# [The problem]
Reproduce the listing below without any change, beginning with the line that contains "row-label-button[interactable]: Seq [414,573,468,609]" and stopping after the line that contains "row-label-button[interactable]: 4K [423,321,477,357]".

* start Records for this task *

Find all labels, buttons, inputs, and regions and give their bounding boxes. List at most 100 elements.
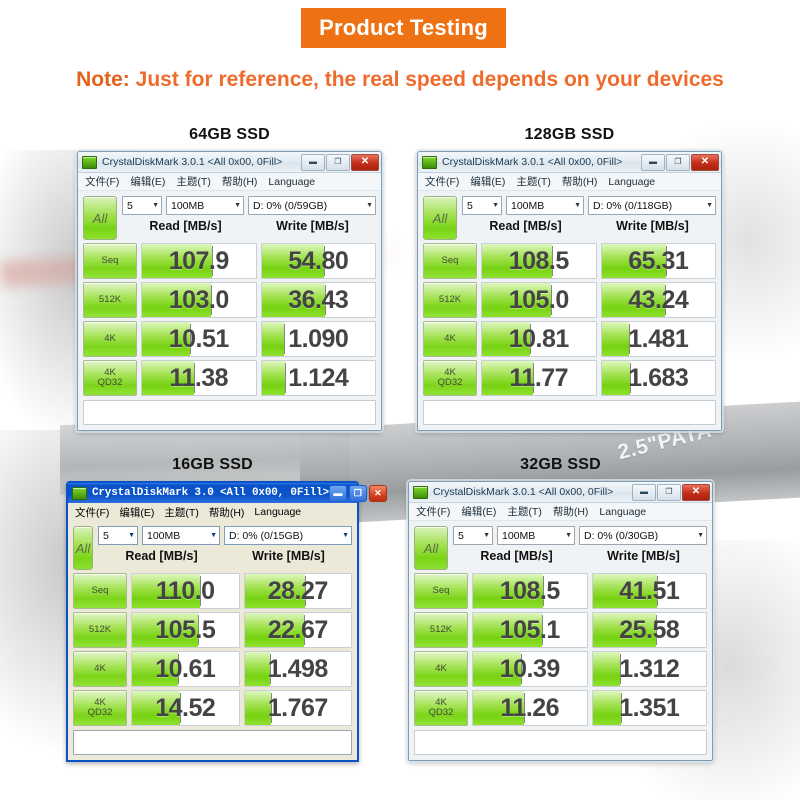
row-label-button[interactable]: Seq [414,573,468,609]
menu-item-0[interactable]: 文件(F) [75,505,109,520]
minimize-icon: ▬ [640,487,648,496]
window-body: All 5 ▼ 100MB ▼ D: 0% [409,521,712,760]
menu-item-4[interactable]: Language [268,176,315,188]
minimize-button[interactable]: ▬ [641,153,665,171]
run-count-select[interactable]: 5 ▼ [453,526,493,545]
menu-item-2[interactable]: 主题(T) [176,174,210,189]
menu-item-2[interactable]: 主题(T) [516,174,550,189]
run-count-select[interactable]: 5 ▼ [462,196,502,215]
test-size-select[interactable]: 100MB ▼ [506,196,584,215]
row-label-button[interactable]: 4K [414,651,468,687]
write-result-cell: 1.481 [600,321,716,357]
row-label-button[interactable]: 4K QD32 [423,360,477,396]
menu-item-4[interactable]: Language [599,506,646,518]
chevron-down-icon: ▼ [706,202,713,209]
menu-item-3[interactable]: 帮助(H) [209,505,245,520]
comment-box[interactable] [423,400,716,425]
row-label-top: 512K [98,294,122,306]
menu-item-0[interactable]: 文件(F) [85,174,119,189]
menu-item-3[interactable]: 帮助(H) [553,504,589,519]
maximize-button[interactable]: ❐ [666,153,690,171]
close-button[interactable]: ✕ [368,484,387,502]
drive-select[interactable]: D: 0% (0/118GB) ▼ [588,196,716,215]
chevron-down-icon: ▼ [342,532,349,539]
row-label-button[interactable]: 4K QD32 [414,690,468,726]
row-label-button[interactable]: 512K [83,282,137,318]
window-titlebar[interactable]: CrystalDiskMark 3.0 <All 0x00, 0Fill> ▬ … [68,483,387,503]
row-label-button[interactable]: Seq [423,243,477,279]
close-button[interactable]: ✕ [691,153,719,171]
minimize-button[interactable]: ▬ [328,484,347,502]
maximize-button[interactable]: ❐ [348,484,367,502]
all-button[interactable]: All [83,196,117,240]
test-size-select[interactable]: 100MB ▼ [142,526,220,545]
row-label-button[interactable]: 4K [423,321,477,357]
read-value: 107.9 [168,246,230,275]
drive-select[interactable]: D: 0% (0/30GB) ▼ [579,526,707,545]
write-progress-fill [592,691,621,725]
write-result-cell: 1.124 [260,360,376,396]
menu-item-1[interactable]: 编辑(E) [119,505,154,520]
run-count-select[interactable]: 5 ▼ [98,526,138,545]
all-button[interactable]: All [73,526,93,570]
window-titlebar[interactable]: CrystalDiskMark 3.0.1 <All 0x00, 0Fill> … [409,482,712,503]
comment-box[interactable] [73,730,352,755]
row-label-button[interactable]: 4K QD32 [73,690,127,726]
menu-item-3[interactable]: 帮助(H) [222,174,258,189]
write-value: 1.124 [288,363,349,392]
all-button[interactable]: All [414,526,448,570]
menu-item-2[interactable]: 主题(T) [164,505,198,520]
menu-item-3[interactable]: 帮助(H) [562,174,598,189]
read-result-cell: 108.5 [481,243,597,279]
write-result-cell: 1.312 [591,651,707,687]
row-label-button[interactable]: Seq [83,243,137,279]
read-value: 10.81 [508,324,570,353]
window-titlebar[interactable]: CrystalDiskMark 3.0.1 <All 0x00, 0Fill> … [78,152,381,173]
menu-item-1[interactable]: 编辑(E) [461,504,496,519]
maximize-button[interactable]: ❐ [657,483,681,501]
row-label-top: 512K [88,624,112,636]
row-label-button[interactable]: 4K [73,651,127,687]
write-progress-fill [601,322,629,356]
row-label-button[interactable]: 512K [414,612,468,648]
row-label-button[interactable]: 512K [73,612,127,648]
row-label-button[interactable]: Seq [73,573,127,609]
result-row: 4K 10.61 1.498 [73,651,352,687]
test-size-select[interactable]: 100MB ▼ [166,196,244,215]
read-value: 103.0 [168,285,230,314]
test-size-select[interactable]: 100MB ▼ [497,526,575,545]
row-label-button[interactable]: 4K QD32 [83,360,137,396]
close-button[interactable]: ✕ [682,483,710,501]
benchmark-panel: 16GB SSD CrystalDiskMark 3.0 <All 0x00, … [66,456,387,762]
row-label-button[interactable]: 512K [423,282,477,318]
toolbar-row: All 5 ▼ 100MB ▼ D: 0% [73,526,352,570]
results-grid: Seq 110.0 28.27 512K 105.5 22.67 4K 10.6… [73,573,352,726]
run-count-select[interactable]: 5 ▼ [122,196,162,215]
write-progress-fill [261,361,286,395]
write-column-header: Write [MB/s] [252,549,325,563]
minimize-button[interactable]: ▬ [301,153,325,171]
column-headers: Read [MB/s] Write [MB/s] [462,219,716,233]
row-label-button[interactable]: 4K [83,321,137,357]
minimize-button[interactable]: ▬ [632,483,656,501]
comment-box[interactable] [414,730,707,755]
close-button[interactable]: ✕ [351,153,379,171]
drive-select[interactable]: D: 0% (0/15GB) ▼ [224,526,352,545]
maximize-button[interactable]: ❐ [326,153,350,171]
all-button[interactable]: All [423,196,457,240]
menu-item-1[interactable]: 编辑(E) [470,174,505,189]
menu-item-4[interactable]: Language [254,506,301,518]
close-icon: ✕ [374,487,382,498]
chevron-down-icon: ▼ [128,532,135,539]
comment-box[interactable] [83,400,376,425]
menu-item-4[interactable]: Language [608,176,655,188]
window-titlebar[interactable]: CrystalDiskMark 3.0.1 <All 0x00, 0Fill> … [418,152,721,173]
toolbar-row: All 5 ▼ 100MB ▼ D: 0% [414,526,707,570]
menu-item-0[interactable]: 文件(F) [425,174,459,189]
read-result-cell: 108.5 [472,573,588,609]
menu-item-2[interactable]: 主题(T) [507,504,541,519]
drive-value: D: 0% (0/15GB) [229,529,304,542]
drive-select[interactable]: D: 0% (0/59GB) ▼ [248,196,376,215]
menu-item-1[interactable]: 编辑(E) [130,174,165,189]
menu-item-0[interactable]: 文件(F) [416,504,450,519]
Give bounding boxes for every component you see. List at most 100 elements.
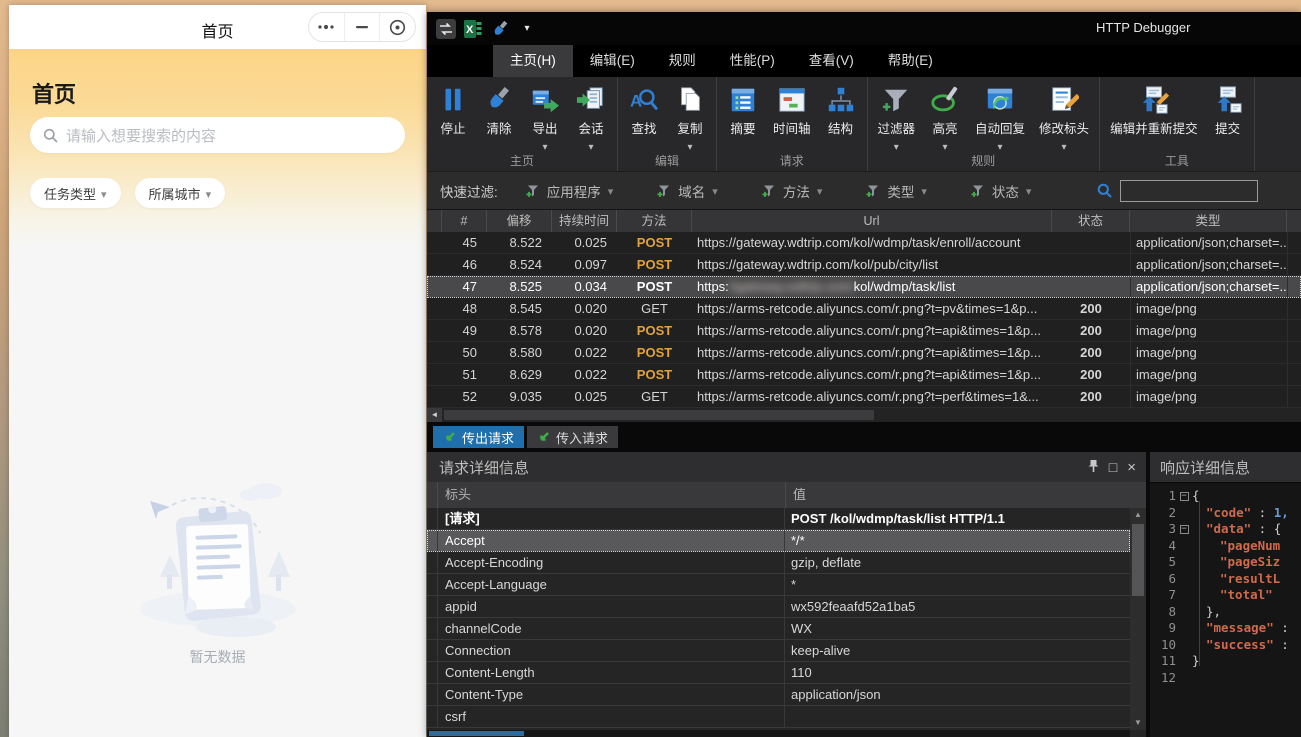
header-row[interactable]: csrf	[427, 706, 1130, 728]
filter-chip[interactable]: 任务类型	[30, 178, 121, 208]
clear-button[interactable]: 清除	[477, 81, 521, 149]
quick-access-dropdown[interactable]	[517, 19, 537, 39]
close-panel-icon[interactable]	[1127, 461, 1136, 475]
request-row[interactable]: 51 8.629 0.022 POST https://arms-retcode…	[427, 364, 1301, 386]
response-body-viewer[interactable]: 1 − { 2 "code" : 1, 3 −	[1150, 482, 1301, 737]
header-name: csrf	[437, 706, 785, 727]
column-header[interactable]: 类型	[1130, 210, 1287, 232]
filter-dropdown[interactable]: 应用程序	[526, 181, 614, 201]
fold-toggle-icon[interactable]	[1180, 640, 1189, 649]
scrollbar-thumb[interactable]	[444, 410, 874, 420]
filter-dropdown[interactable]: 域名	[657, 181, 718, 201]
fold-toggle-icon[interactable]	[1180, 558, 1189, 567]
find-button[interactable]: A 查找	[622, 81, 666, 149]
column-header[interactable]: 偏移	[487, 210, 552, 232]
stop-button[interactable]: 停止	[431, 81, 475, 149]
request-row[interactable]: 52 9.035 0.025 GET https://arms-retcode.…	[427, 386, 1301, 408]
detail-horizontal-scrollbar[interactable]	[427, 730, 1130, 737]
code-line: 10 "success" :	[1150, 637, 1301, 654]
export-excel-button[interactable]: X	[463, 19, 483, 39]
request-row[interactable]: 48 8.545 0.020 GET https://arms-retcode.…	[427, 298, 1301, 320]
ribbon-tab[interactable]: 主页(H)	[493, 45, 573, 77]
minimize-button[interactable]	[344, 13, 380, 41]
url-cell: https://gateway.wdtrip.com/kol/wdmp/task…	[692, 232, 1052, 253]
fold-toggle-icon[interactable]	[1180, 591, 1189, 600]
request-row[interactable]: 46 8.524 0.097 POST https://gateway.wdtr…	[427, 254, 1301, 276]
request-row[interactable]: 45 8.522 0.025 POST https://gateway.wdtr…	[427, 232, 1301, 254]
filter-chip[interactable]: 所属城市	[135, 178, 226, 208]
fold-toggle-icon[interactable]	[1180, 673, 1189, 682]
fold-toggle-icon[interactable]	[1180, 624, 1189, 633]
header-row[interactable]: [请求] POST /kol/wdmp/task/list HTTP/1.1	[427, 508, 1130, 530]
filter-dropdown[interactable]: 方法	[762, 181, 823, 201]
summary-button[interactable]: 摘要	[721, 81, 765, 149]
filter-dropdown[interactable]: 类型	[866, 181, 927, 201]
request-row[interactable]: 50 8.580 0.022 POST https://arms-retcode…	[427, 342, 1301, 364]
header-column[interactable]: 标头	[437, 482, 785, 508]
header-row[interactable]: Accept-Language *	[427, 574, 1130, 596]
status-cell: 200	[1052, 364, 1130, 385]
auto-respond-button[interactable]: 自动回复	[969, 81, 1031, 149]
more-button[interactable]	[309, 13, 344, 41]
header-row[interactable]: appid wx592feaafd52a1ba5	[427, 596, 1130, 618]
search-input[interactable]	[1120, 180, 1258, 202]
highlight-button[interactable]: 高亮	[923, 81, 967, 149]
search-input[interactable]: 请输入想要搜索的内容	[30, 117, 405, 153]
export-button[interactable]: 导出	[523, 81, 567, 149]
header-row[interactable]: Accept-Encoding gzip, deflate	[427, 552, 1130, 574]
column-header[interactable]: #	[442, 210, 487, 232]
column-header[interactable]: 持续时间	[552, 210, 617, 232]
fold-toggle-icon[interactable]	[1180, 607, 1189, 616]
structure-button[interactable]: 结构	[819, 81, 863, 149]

* end Records for this task *

# [Response below]
row-label-button[interactable]: Seq [414,573,468,609]
menu-item-0[interactable]: 文件(F) [75,505,109,520]
minimize-icon: ▬ [640,487,648,496]
window-body: All 5 ▼ 100MB ▼ D: 0% [409,521,712,760]
menu-item-4[interactable]: Language [268,176,315,188]
minimize-button[interactable]: ▬ [641,153,665,171]
run-count-select[interactable]: 5 ▼ [453,526,493,545]
menu-item-2[interactable]: 主题(T) [176,174,210,189]
menu-item-2[interactable]: 主题(T) [516,174,550,189]
run-count-select[interactable]: 5 ▼ [462,196,502,215]
test-size-select[interactable]: 100MB ▼ [506,196,584,215]
row-label-button[interactable]: 4K [414,651,468,687]
write-result-cell: 1.481 [600,321,716,357]
row-label-button[interactable]: 4K QD32 [423,360,477,396]
menu-item-4[interactable]: Language [599,506,646,518]
chevron-down-icon: ▼ [706,202,713,209]
menu-item-3[interactable]: 帮助(H) [209,505,245,520]
comment-box[interactable] [423,400,716,425]
row-label-top: 512K [98,294,122,306]
menu-item-0[interactable]: 文件(F) [85,174,119,189]
menu-item-3[interactable]: 帮助(H) [553,504,589,519]
maximize-button[interactable]: ❐ [666,153,690,171]
close-button[interactable]: ✕ [368,484,387,502]
drive-select[interactable]: D: 0% (0/118GB) ▼ [588,196,716,215]
chevron-down-icon: ▼ [342,532,349,539]
row-label-button[interactable]: 4K QD32 [414,690,468,726]
row-label-button[interactable]: 512K [83,282,137,318]
window-titlebar[interactable]: CrystalDiskMark 3.0 <All 0x00, 0Fill> ▬ … [68,483,387,503]
row-label-button[interactable]: Seq [423,243,477,279]
close-button[interactable]: ✕ [691,153,719,171]
minimize-button[interactable]: ▬ [328,484,347,502]
maximize-button[interactable]: ❐ [348,484,367,502]
all-button[interactable]: All [83,196,117,240]
test-size-select[interactable]: 100MB ▼ [142,526,220,545]
row-label-button[interactable]: 4K [423,321,477,357]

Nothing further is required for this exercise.